Wherever the string "люди" occurs in a line of these records, report that line.

Records from a dataset:
+--
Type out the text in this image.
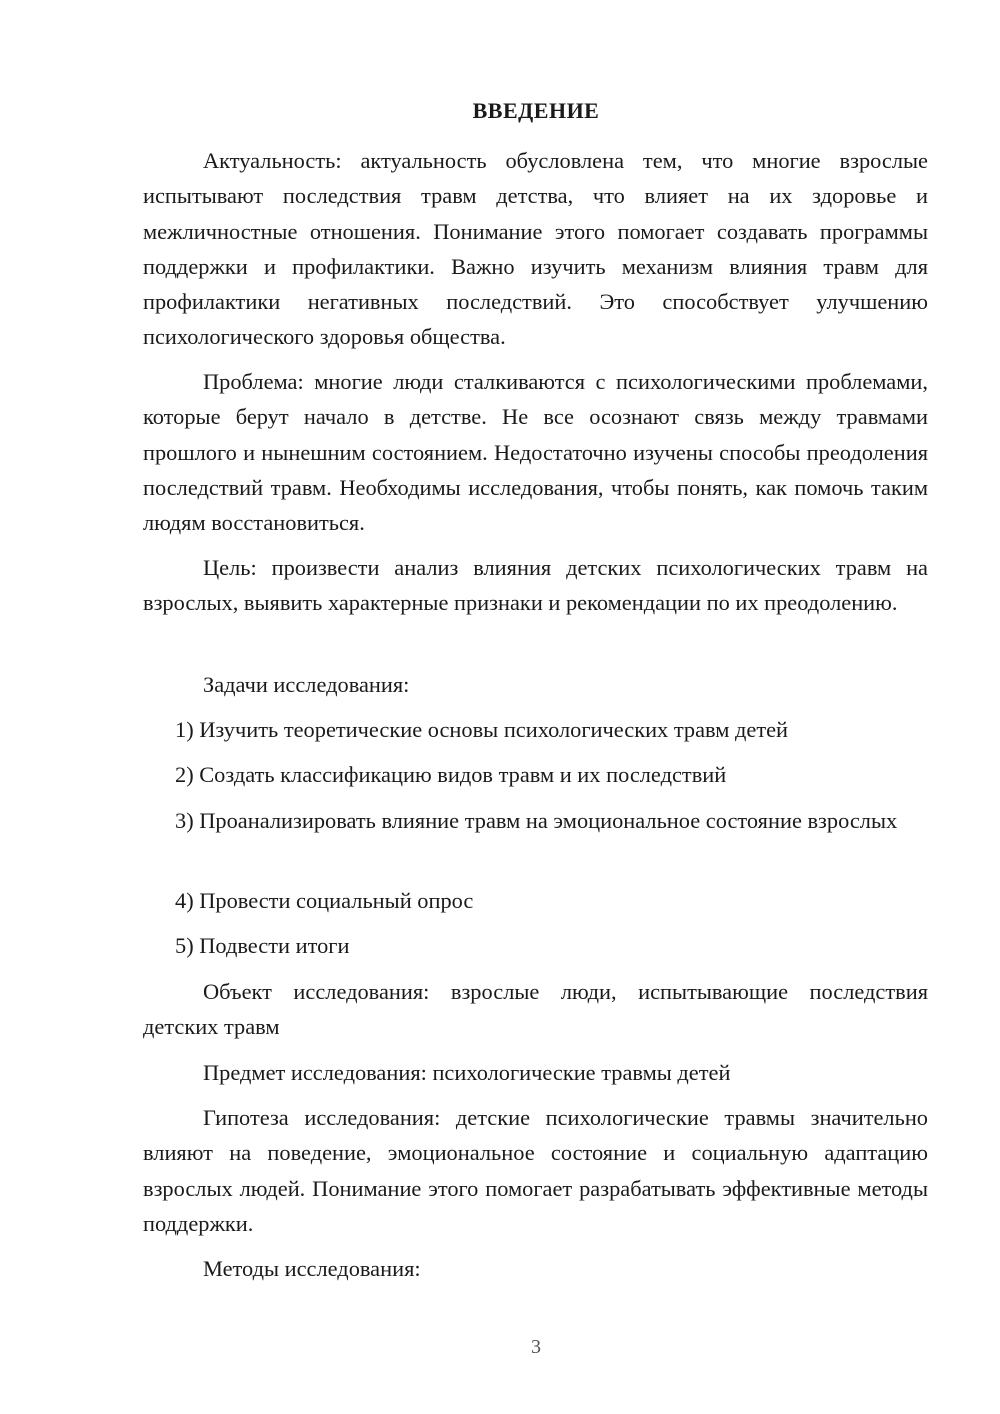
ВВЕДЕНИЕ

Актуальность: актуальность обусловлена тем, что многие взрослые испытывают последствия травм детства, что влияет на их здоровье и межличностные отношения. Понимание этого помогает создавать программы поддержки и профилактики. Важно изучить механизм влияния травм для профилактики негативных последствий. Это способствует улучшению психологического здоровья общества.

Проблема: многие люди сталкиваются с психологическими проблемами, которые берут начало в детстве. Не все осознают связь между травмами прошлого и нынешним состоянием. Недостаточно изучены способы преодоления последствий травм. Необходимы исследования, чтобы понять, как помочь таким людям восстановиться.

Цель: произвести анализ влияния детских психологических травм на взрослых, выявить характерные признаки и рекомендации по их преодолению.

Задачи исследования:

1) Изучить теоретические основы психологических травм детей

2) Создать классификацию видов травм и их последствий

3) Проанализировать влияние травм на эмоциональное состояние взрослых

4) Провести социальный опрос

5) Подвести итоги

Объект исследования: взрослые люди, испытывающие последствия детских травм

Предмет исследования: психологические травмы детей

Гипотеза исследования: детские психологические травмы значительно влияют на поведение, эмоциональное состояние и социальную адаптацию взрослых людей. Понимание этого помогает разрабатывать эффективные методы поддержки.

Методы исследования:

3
+--
Result:
Проблема: многие люди сталкиваются с психологическими проблемами, которые берут начало в детстве. Не все осознают связь между травмами прошлого и нынешним состоянием. Недостаточно изучены способы преодоления последствий травм. Необходимы исследования, чтобы понять, как помочь таким людям восстановиться.
Объект исследования: взрослые люди, испытывающие последствия детских травм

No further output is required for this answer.